Document segment:
------

Budapest and Beyond: Chart an Epic Course Through Hungary
For a landlocked nation, Hungary spends a lot of its life on the water. In fact, some of the most iconic and amazing experiences to be had there spring from the local lakes and rivers. So chart your own course along the nation’s waterways—ideally, this coming spring or summer. For all kinds of inspiration, read on.
Bask on the banks in Budapest
To quote no less than UNESCO, “This stretch of the Danube has been the location of human settlement since the Palaeolithic.” Impressive, sure—but not the only reason Budapest’s riverbanks earned World Heritage status: “The scenic view of the banks of the Danube as part of the historic urban landscape is a unique example of the harmonious interaction between human society and a natural environment.” Put otherwise, these are some seriously bucket-listy banks.
Of course, just strolling along them is transcendent, but to max out your experience, explore them from a multitude of angles: Hit the Fellini Kultúrbisztro (read: culture bistro) on the Buda-side Római shore, where—from May to October—you can kick back in the deck chairs, dip your toes in the Danube, and bliss out as the boats pass you by. Over on the Pest side, check out Pontoon—a mini-festival with alfresco movie screenings, live music and tasty treats. But arguably the greatest spectacle at Pontoon is Buda skyline itself, best observed with a fröccs wine spritzer in hand.
Once you’ve fallen for the Danube, which will take about a nanosecond, tops, you’re not going to want to stop at the shores. Some of the city’s best finds are on the water. Bike, tram or walk to lovely Margaret Island, Budapest’s water-surrounded answer to Central Park, where you’ll find everything from Franciscan ruins to classical music. Nearby Óbuda Island is famous in its own right as the home of the epic Sziget Festival. The 2020 edition is slated for Aug. 5–11, and though the lineup has yet to be confirmed, just know that past headliners have included everyone from Rihanna to Post Malone. Even the city’s iconic bridges get in on the mid-river festival scene: The Liberty Bridge, specifically, becomes pedestrian-only on certain balmy weekends, when it hosts concerts, yoga and picnics.

------

Given exercise 1:
Convert the rows, from the first one through the one containing "times-data-point [1558,416,1575,434]", into a JSON list of strings with one string per line, omitting any blank lines.

Material shown:
------

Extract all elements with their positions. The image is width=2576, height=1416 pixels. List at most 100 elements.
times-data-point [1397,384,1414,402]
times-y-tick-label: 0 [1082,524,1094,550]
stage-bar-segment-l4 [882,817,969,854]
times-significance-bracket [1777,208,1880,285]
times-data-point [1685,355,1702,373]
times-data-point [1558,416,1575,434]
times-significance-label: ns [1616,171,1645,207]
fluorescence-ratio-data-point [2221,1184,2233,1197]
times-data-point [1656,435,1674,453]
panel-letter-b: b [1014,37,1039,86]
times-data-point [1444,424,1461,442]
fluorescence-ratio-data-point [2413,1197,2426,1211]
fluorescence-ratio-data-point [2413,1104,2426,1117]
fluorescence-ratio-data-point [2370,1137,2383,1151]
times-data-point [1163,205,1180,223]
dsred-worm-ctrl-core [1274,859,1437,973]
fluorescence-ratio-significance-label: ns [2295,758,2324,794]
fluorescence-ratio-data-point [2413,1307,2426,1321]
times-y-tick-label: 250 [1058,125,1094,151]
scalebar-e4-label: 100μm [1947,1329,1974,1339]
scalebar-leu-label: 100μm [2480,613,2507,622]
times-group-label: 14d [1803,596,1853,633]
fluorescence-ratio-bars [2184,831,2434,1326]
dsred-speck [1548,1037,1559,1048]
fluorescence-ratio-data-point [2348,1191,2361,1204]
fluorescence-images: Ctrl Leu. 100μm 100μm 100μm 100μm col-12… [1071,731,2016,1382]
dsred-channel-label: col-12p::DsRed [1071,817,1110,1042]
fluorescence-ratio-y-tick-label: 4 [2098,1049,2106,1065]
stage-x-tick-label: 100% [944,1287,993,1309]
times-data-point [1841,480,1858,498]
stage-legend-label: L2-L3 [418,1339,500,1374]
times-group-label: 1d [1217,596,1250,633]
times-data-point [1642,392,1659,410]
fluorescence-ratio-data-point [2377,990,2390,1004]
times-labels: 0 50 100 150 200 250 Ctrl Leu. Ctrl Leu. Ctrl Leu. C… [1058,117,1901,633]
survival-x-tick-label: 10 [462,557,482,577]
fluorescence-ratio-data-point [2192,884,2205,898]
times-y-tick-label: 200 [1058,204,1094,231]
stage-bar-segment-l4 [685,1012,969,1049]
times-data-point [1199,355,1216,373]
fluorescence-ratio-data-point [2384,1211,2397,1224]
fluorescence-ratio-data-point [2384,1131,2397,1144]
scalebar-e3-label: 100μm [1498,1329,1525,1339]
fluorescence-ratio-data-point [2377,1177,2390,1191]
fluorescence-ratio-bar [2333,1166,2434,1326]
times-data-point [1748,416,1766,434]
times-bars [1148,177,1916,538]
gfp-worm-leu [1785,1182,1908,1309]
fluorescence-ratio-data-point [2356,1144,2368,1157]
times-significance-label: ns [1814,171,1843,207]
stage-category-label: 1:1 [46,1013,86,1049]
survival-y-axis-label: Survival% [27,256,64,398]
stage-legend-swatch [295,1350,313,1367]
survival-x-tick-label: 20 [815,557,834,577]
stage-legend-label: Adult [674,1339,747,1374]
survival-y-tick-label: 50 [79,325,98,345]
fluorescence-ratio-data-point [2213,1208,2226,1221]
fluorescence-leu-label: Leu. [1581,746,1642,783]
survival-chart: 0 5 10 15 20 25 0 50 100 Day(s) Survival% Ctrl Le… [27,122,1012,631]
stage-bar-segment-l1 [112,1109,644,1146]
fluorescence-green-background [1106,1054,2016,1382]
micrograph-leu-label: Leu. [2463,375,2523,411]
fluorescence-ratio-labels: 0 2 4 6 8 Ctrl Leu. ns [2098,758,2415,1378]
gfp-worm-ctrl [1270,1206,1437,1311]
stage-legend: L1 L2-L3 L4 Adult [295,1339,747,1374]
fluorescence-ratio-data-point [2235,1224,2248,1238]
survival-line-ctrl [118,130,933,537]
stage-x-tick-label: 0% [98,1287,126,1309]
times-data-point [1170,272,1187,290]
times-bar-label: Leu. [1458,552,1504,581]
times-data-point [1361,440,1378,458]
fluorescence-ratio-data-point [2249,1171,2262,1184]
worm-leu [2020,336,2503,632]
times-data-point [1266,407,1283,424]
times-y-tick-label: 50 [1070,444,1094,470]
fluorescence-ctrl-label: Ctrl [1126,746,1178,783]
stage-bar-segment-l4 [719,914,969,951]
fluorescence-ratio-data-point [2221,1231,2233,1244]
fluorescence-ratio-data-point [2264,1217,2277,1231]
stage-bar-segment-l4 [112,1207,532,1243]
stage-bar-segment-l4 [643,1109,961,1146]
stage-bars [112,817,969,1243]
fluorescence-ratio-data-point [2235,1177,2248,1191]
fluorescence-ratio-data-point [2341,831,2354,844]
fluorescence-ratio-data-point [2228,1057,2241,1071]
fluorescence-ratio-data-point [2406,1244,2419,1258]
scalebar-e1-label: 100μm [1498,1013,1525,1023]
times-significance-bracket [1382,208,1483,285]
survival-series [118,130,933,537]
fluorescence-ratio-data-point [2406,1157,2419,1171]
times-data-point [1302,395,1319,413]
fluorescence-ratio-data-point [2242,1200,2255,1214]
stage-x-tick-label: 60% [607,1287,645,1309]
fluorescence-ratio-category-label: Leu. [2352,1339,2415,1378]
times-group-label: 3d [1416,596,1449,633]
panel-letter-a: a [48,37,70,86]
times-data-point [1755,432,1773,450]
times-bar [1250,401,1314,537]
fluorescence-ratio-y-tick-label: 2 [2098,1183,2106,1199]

------

Given exercise 2:
Continue the travel article on Hungary's waterways from the point where it stops.

Exercise answer 1:
[
  "Extract all elements with their positions. The image is width=2576, height=1416 pixels. List at most 100 elements.",
  "times-data-point [1397,384,1414,402]",
  "times-y-tick-label: 0 [1082,524,1094,550]",
  "stage-bar-segment-l4 [882,817,969,854]",
  "times-significance-bracket [1777,208,1880,285]",
  "times-data-point [1685,355,1702,373]",
  "times-data-point [1558,416,1575,434]"
]

Exercise answer 2:
For one of the most sublime experiences to be had on the Danube, however, book a SUP Budapest tour between May and August, when you can paddle along the river at sunrise. Watching the sun gradually illuminate the dramatic cityscape from the water is something no Insta-story can properly capture.
Take a water to winery tour
There’s a certain alchemy to the confluence of the Tisza and Bodrog rivers at Tokaj: the kind, apparently, that yields some of the best (and oldest) sweet white wines on earth. In fact, this UNESCO World Heritage-designated region (noticing a theme?) has been producing them for more than four centuries—one reason there’s also rich Jewish heritage here. By the late 1700s, Polish Jews had assumed “a decisive role in the Tokaj wine trade,” according to UNESCO, and you’ll find relics of that once-thriving community throughout the region, from synagogues to cemeteries. In fact, one of the most famous local winemakers, Royal Tokaji, occupies the onetime home of the Zimmermann family, whose own wines had been gold medal winners in Berlin and Paris in the 1890s. Little wonder that Jewish heritage tours of the region are also lessons in viticultural history.
For more of the latter, visit the World Heritage Wine Museum—where you’ll learn about centuries’ worth of regional and European wine-making traditions in a high-tech, interactive setting. Among the likely takeaways from your visit: Tokaj packs quite the variety of flavor variety into not a lot of real estate (21 square miles, give or take): The soil’s ancient volcanic past has left behind a veritable cocktail of minerals. You’ll also no doubt learn about aszú, Tokaj’s “king of wine and wine of kings.” A royal favorite through the centuries, this amber-colored ambrosia pairs wonderfully with all manner of treats (our suggestion: blue cheese), but also shines alone.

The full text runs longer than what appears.